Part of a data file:
◇ ◇ ◇ ◇ ◇ ◇ ◇
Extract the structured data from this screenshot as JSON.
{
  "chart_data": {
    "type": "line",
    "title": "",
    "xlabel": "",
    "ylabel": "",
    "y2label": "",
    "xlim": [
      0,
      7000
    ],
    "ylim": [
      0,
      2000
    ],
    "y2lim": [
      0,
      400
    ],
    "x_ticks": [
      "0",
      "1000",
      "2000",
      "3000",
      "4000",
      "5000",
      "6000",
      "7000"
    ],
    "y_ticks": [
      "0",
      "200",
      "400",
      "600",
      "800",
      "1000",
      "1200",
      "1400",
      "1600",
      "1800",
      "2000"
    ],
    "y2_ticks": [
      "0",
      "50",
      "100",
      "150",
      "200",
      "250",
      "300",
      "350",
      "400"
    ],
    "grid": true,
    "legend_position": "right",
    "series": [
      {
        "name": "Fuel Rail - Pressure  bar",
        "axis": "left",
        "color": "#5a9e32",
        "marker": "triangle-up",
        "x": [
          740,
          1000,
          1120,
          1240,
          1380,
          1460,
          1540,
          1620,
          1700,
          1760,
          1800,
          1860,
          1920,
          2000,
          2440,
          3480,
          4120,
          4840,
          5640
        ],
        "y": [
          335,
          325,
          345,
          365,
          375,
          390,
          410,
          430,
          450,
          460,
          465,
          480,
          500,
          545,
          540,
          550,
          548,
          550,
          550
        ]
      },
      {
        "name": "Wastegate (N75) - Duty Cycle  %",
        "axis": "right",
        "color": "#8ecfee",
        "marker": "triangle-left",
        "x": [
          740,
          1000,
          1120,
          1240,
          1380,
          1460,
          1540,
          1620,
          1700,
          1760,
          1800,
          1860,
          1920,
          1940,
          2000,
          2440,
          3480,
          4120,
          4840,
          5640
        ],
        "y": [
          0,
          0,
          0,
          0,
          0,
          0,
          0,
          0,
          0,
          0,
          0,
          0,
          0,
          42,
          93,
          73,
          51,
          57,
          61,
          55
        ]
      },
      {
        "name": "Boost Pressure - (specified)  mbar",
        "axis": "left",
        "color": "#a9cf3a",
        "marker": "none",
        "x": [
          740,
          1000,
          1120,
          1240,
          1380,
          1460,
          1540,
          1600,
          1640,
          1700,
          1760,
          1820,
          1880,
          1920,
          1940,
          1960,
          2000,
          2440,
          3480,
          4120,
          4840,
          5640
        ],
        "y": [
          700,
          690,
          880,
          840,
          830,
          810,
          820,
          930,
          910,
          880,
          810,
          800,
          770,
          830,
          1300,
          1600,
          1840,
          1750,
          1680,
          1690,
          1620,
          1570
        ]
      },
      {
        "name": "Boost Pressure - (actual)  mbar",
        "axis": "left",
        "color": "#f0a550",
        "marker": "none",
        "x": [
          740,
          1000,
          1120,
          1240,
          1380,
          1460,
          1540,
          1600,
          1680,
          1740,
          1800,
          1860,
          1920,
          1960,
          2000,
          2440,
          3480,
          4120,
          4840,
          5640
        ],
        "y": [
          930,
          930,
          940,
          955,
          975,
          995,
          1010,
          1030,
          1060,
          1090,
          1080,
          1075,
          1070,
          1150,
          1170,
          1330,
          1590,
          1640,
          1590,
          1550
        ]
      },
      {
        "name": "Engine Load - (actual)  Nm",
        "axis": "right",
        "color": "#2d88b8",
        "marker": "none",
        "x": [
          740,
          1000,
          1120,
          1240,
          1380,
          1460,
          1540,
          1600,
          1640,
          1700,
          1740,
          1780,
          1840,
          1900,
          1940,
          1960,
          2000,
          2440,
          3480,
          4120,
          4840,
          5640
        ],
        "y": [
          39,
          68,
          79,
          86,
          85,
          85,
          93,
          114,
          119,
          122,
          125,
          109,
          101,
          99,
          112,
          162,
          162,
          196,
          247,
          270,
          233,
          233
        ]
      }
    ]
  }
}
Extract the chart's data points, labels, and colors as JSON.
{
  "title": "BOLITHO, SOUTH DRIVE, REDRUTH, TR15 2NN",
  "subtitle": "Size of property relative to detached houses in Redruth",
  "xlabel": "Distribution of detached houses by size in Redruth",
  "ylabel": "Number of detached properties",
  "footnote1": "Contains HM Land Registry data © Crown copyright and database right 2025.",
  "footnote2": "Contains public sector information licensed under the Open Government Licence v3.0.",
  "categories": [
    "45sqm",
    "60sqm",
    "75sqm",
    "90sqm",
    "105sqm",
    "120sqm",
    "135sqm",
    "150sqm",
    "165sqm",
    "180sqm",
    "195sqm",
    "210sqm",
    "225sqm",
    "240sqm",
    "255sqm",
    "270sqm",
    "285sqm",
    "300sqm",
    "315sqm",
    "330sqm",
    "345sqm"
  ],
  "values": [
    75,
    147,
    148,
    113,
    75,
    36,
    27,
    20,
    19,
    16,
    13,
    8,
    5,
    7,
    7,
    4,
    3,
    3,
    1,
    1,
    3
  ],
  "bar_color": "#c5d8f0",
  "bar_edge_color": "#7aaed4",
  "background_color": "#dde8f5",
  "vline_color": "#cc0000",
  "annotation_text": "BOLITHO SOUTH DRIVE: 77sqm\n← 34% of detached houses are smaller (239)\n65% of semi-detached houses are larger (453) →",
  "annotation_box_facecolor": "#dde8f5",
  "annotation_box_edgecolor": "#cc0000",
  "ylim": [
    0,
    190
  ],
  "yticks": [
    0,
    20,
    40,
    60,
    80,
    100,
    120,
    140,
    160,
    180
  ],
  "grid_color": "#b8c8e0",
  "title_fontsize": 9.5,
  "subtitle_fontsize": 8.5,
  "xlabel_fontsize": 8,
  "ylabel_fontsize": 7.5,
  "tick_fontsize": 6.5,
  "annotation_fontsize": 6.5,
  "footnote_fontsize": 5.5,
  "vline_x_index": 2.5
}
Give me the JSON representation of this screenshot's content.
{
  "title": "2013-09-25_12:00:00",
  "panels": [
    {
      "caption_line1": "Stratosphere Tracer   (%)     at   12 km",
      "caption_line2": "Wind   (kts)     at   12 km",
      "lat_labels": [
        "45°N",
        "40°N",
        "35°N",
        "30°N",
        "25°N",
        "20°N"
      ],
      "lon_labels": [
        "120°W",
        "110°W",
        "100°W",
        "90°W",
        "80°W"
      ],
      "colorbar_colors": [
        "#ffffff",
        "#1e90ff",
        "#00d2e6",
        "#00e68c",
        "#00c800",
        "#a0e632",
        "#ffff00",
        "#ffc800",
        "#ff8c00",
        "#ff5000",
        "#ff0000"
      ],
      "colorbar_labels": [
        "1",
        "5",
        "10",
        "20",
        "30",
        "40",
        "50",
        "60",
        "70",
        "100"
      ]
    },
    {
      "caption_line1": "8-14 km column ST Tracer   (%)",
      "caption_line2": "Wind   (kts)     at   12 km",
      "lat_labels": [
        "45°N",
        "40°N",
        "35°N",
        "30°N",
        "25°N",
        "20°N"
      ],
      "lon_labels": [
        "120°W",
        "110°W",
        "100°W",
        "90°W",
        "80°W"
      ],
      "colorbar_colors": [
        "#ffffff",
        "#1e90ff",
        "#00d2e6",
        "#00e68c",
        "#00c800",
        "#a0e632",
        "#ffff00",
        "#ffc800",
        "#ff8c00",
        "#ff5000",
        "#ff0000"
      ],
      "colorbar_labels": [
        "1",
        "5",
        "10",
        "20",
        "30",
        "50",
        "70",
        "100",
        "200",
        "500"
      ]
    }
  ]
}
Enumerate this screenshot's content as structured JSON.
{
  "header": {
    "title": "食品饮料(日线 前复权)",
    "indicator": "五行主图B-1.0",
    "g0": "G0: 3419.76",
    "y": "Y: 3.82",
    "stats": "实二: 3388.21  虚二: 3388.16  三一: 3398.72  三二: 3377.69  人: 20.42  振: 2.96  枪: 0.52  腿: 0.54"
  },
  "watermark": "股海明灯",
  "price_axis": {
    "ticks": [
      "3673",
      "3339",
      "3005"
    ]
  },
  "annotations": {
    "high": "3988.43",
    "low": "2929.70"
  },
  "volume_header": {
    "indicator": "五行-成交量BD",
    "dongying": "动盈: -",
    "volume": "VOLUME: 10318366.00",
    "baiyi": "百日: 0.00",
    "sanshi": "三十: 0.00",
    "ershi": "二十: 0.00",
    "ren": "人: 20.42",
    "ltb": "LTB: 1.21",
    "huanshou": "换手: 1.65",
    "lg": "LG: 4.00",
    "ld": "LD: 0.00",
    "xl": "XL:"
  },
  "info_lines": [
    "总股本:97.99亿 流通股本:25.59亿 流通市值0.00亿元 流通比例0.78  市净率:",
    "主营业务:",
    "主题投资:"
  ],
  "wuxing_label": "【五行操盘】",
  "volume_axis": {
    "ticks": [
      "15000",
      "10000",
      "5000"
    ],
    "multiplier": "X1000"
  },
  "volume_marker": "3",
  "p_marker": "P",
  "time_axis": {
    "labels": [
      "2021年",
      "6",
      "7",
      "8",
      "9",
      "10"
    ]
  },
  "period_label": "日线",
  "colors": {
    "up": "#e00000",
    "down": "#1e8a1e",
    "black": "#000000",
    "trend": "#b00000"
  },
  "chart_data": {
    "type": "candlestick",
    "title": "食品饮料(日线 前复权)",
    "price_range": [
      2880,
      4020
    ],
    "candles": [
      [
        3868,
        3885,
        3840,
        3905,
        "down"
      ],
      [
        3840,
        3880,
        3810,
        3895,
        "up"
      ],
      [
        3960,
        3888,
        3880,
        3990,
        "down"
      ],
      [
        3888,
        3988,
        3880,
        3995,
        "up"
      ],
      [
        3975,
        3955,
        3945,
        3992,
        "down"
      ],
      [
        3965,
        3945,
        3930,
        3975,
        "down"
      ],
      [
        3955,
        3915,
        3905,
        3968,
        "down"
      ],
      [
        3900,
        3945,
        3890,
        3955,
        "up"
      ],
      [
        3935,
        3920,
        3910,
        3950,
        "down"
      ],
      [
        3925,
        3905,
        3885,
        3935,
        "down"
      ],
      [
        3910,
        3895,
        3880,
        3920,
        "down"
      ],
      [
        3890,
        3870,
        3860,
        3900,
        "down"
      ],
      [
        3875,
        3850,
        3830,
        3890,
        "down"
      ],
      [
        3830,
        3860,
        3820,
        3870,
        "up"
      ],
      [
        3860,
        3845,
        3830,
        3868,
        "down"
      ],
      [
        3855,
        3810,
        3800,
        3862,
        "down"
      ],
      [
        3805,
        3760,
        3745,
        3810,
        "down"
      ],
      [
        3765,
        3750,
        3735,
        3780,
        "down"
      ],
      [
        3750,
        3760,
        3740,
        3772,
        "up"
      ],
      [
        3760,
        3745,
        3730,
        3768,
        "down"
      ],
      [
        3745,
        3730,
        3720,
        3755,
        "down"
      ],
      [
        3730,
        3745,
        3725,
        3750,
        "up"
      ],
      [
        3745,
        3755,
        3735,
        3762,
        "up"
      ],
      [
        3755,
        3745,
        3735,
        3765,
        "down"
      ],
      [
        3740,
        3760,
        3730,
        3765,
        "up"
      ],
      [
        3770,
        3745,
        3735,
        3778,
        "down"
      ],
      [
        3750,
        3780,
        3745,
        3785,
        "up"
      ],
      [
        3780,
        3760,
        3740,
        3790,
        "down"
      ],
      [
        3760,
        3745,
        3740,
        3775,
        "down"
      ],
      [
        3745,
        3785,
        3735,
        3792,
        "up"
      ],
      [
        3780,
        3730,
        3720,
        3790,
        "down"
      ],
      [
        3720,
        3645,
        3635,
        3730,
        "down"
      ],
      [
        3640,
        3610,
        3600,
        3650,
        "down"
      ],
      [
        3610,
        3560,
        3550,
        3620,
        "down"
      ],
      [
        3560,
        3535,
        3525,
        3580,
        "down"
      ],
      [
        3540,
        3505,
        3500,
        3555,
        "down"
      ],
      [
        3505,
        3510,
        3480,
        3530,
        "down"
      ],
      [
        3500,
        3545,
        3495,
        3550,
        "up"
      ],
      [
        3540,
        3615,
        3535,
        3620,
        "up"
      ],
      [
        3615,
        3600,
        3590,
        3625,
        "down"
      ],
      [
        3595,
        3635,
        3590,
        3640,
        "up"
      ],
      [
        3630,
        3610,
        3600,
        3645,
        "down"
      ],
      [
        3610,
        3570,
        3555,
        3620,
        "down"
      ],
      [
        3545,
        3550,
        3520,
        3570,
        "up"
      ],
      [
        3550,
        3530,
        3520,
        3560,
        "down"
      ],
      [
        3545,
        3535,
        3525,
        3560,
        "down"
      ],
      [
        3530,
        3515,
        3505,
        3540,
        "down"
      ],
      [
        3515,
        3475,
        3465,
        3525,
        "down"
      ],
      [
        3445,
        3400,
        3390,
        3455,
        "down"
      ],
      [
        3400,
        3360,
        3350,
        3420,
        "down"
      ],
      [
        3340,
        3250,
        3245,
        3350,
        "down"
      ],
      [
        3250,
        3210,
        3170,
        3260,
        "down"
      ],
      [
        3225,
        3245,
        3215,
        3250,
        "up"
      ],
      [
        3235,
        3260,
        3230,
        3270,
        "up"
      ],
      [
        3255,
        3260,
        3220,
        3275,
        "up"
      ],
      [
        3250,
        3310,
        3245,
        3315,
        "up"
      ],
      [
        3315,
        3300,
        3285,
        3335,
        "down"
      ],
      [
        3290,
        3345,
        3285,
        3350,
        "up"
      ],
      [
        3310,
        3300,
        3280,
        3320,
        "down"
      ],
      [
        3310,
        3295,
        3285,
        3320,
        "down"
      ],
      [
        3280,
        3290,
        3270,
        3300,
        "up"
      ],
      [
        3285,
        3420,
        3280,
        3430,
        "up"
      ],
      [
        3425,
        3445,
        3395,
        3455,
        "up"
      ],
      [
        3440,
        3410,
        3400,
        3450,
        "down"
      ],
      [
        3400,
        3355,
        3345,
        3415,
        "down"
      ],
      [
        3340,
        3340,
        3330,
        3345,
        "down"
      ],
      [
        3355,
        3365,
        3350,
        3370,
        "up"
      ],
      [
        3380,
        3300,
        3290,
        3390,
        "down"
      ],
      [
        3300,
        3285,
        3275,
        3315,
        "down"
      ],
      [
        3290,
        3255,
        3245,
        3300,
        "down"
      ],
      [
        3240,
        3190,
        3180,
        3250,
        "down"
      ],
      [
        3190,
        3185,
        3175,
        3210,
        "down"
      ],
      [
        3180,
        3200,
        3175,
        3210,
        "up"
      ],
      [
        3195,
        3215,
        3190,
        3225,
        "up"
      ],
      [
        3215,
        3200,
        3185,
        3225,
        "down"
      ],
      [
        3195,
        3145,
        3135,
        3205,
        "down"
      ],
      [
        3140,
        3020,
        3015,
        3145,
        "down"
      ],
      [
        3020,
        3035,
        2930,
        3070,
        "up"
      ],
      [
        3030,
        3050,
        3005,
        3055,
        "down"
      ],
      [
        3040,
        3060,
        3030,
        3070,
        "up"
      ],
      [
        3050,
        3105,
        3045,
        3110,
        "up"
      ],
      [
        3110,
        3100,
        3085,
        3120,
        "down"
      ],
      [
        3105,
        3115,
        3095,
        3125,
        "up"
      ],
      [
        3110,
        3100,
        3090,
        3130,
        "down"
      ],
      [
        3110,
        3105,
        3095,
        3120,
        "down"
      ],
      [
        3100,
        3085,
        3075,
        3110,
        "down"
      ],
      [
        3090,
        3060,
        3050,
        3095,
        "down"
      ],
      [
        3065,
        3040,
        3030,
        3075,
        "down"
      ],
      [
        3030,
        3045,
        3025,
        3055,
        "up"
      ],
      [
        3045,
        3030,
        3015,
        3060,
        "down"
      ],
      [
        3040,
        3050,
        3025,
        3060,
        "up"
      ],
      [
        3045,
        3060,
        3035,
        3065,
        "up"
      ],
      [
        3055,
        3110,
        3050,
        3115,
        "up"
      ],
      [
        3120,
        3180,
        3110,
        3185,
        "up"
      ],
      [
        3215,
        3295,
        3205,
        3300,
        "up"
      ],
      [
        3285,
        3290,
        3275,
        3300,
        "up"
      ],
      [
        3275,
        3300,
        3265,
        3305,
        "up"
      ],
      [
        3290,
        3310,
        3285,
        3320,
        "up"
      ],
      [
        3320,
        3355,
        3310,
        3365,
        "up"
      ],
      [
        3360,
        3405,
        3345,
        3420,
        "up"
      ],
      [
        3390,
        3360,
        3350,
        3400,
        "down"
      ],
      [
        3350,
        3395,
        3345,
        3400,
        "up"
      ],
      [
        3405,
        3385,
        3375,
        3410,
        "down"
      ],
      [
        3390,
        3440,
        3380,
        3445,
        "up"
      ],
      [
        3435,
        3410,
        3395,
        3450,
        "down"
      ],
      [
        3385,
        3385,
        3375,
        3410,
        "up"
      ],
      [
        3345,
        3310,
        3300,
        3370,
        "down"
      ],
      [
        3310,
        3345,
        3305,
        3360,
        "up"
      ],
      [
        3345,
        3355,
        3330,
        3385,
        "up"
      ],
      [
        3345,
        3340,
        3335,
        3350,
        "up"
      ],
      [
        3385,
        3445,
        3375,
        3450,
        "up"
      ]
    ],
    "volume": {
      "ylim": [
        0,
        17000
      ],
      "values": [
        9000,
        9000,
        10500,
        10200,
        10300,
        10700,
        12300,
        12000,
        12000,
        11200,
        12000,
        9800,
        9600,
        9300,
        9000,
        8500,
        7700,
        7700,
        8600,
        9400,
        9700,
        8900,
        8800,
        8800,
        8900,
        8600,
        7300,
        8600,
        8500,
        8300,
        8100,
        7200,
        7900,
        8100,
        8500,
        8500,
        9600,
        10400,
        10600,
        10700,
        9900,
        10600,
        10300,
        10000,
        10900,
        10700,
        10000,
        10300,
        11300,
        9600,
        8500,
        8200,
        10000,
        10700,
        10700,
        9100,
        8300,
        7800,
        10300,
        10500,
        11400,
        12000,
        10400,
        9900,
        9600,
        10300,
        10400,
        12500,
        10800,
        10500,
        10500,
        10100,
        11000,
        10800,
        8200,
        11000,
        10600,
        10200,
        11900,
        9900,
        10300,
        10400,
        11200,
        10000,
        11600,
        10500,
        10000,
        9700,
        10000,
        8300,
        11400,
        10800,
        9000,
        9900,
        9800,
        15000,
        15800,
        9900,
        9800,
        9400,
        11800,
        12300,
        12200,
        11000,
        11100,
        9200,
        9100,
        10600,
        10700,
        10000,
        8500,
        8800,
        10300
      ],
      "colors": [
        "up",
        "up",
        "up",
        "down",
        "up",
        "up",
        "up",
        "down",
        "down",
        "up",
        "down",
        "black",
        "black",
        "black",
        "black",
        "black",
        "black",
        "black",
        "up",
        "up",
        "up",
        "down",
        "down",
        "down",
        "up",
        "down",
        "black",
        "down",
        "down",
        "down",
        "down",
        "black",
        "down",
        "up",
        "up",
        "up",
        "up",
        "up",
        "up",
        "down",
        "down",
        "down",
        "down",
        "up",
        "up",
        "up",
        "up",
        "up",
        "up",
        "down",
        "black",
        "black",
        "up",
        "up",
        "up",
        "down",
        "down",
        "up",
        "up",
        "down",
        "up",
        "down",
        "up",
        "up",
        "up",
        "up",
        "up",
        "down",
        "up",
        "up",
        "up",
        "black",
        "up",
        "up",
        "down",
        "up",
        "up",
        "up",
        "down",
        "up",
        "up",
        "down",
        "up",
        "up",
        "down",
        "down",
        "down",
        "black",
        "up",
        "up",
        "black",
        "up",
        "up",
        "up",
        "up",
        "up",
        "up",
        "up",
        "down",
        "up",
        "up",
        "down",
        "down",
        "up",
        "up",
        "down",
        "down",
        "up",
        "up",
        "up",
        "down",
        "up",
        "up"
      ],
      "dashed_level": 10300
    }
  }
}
◇ ◇ ◇ ◇ ◇ ◇ ◇
## What to work on
Of the lines in the entries above, how many include "Pressure"? Only the number should be given.

## Final answer
3